=== Set task ===
Which lines contain the string "thông"? Please list every one of them.

= = = = =

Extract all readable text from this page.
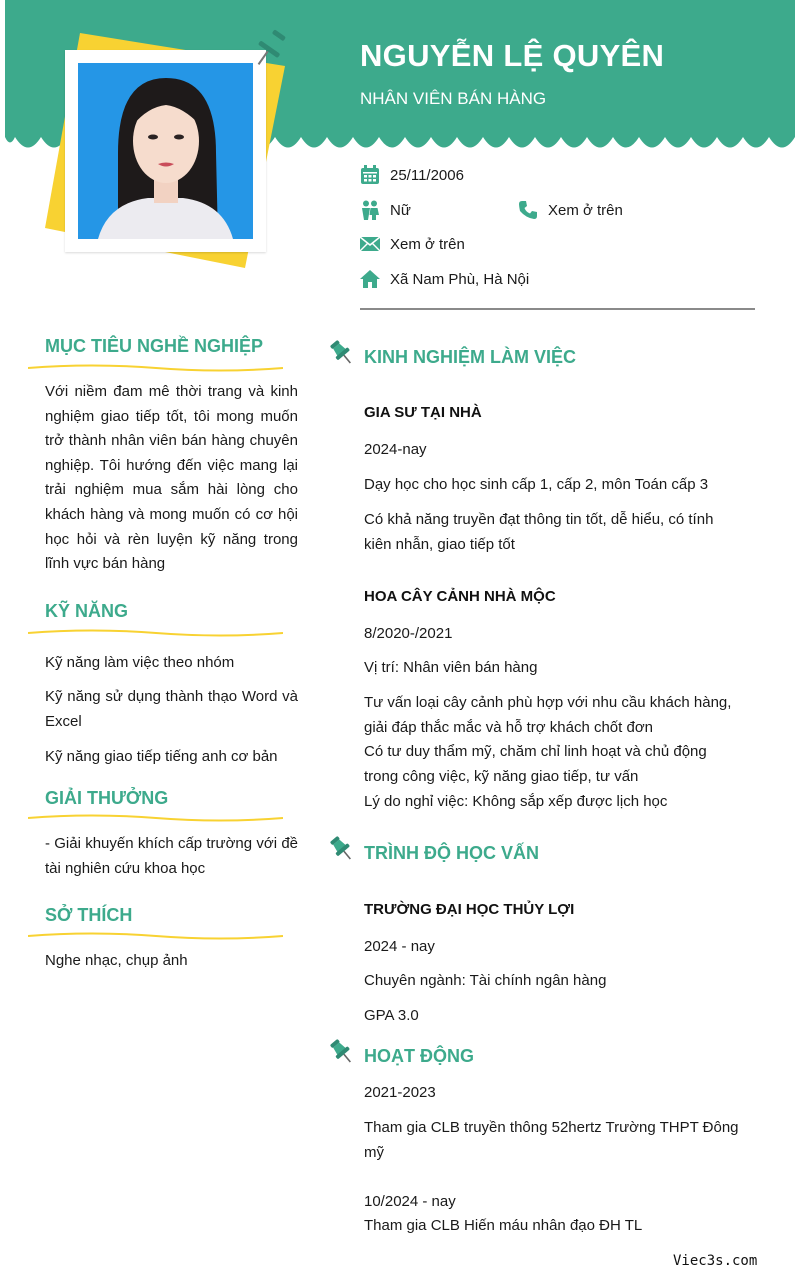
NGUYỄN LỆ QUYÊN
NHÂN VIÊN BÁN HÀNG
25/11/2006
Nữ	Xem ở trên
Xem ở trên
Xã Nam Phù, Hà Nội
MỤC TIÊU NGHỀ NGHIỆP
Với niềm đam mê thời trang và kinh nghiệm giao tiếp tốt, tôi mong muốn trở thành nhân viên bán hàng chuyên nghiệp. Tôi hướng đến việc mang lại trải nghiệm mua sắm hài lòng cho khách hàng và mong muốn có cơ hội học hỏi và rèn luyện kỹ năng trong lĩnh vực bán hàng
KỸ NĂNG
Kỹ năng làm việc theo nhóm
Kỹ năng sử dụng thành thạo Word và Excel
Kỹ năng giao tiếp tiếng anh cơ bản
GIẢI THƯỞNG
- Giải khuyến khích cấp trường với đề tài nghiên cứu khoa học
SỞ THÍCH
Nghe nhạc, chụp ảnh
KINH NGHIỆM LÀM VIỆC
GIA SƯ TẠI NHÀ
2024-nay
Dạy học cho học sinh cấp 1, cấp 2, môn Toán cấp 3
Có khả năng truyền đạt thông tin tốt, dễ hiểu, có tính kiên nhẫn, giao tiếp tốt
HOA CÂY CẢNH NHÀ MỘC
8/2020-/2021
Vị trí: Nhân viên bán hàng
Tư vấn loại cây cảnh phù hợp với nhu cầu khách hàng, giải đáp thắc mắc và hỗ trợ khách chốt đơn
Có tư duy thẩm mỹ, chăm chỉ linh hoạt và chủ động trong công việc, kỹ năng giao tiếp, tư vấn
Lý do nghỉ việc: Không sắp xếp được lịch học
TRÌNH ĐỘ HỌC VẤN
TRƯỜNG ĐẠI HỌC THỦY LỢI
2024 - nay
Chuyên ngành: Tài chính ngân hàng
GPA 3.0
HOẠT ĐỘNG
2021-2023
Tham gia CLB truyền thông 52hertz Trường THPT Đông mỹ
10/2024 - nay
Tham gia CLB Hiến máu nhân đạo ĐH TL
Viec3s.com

= = = = =

=== Response to this exercise ===
Có khả năng truyền đạt thông tin tốt, dễ hiểu, có tính kiên nhẫn, giao tiếp tốt
Tham gia CLB truyền thông 52hertz Trường THPT Đông mỹ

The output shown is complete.